EXERCISE BRIEF = From the entries below, pull out each line where "Type" appears.

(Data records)
"""

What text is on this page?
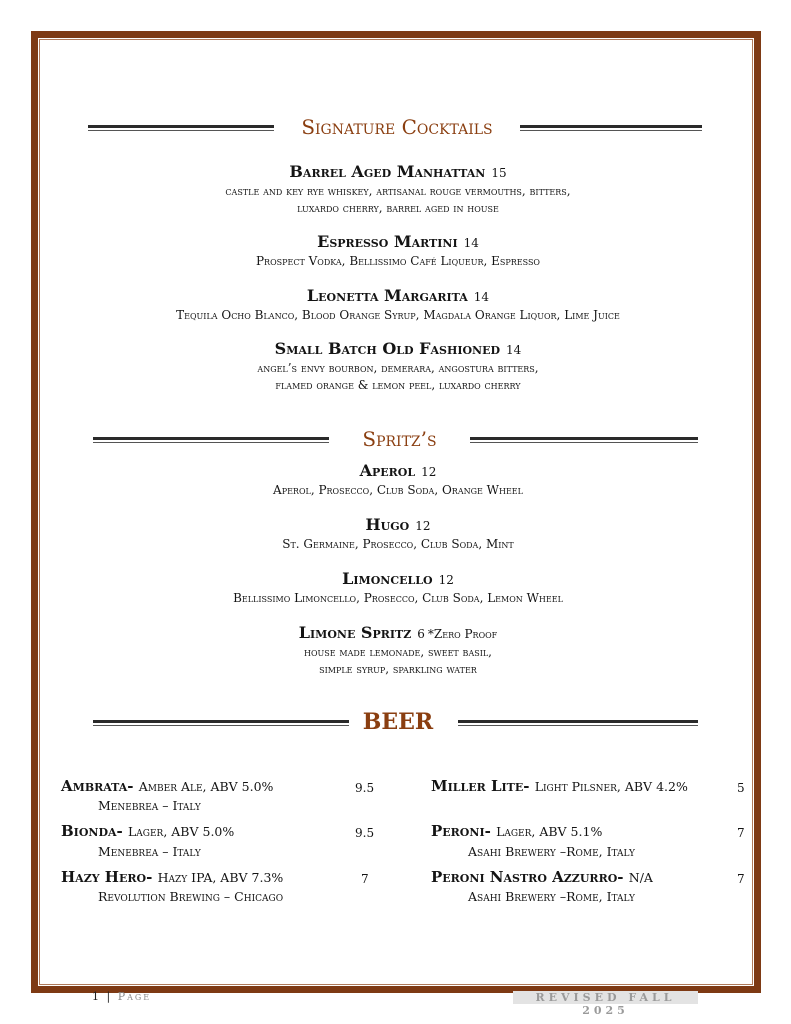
Signature Cocktails
Barrel Aged Manhattan 15
castle and key rye whiskey, artisanal rouge vermouths, bitters,
luxardo cherry, barrel aged in house
Espresso Martini 14
Prospect Vodka, Bellissimo Café Liqueur, Espresso
Leonetta Margarita 14
Tequila Ocho Blanco, Blood Orange Syrup, Magdala Orange Liquor, Lime Juice
Small Batch Old Fashioned 14
angel’s envy bourbon, demerara, angostura bitters,
flamed orange & lemon peel, luxardo cherry
Spritz’s
Aperol 12
Aperol, Prosecco, Club Soda, Orange Wheel
Hugo 12
St. Germaine, Prosecco, Club Soda, Mint
Limoncello 12
Bellissimo Limoncello, Prosecco, Club Soda, Lemon Wheel
Limone Spritz 6 *Zero Proof
house made lemonade, sweet basil,
simple syrup, sparkling water
BEER
Ambrata- Amber Ale, ABV 5.0%	9.5
Menebrea – Italy
Bionda- Lager, ABV 5.0%	9.5
Menebrea – Italy
Hazy Hero- Hazy IPA, ABV 7.3%	7
Revolution Brewing – Chicago
Miller Lite- Light Pilsner, ABV 4.2%	5
Peroni- Lager, ABV 5.1%	7
Asahi Brewery –Rome, Italy
Peroni Nastro Azzurro- N/A	7
Asahi Brewery –Rome, Italy
1 | Page	REVISED FALL 2025
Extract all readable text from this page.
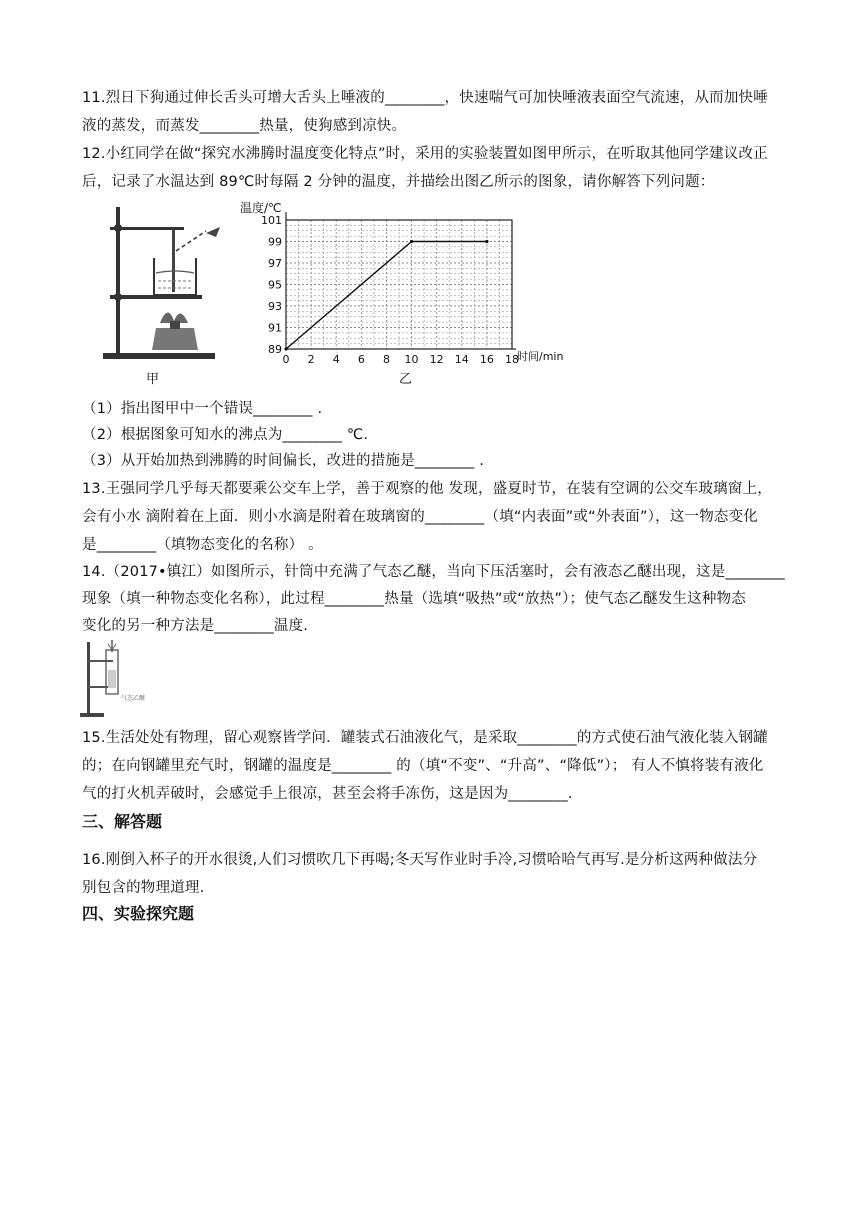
11.烈日下狗通过伸长舌头可增大舌头上唾液的________，快速喘气可加快唾液表面空气流速，从而加快唾
液的蒸发，而蒸发________热量，使狗感到凉快。
12.小红同学在做“探究水沸腾时温度变化特点”时，采用的实验装置如图甲所示，在听取其他同学建议改正
后，记录了水温达到 89℃时每隔 2 分钟的温度，并描绘出图乙所示的图象，请你解答下列问题：
甲
温度/℃
时间/min
乙
0 2 4 6 8 10 12 14 16 18
89
91
93
95
97
99
101
（1）指出图甲中一个错误________ .
（2）根据图象可知水的沸点为________ ℃.
（3）从开始加热到沸腾的时间偏长，改进的措施是________ .
13.王强同学几乎每天都要乘公交车上学，善于观察的他 发现，盛夏时节，在装有空调的公交车玻璃窗上，
会有小水 滴附着在上面．则小水滴是附着在玻璃窗的________（填“内表面”或“外表面”），这一物态变化
是________（填物态变化的名称） 。
14.（2017•镇江）如图所示，针筒中充满了气态乙醚，当向下压活塞时，会有液态乙醚出现，这是________
现象（填一种物态变化名称），此过程________热量（选填“吸热”或“放热”）；使气态乙醚发生这种物态
变化的另一种方法是________温度.
气态乙醚
15.生活处处有物理，留心观察皆学问．罐装式石油液化气，是采取________的方式使石油气液化装入钢罐
的；在向钢罐里充气时，钢罐的温度是________ 的（填“不变”、“升高”、“降低”）； 有人不慎将装有液化
气的打火机弄破时，会感觉手上很凉，甚至会将手冻伤，这是因为________.
三、解答题
16.刚倒入杯子的开水很烫,人们习惯吹几下再喝;冬天写作业时手冷,习惯哈哈气再写.是分析这两种做法分
别包含的物理道理.
四、实验探究题
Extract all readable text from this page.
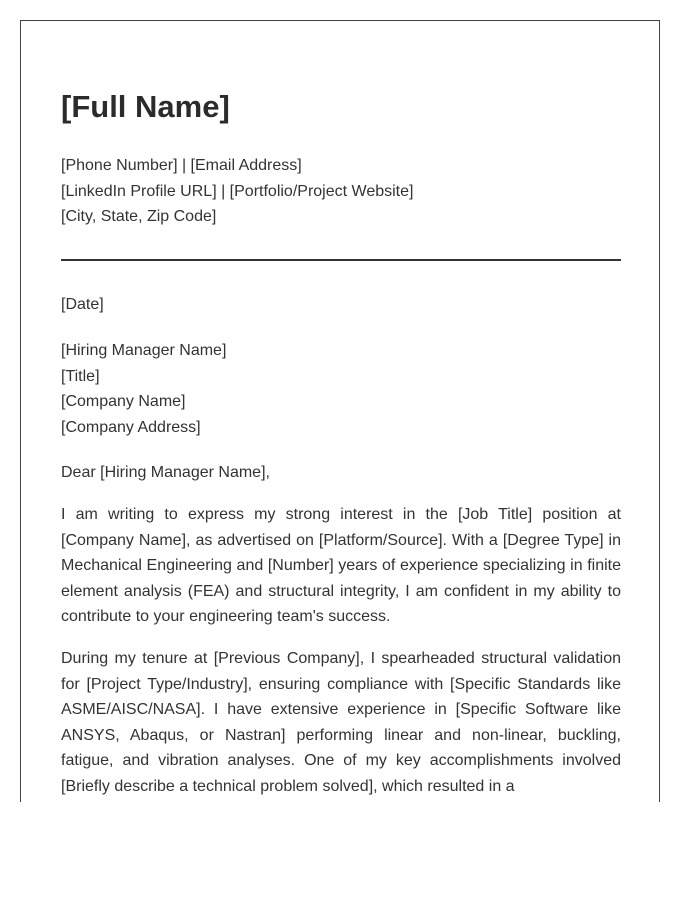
[Full Name]
[Phone Number] | [Email Address]
[LinkedIn Profile URL] | [Portfolio/Project Website]
[City, State, Zip Code]
[Date]
[Hiring Manager Name]
[Title]
[Company Name]
[Company Address]
Dear [Hiring Manager Name],

I am writing to express my strong interest in the [Job Title] position at [Company Name], as advertised on [Platform/Source]. With a [Degree Type] in Mechanical Engineering and [Number] years of experience specializing in finite element analysis (FEA) and structural integrity, I am confident in my ability to contribute to your engineering team's success.

During my tenure at [Previous Company], I spearheaded structural validation for [Project Type/Industry], ensuring compliance with [Specific Standards like ASME/AISC/NASA]. I have extensive experience in [Specific Software like ANSYS, Abaqus, or Nastran] performing linear and non-linear, buckling, fatigue, and vibration analyses. One of my key accomplishments involved [Briefly describe a technical problem solved], which resulted in a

"""

TASK SOLUTION =
I am writing to express my strong interest in the [Job Title] position at [Company Name], as advertised on [Platform/Source]. With a [Degree Type] in Mechanical Engineering and [Number] years of experience specializing in finite element analysis (FEA) and structural integrity, I am confident in my ability to contribute to your engineering team's success.
During my tenure at [Previous Company], I spearheaded structural validation for [Project Type/Industry], ensuring compliance with [Specific Standards like ASME/AISC/NASA]. I have extensive experience in [Specific Software like ANSYS, Abaqus, or Nastran] performing linear and non-linear, buckling, fatigue, and vibration analyses. One of my key accomplishments involved [Briefly describe a technical problem solved], which resulted in a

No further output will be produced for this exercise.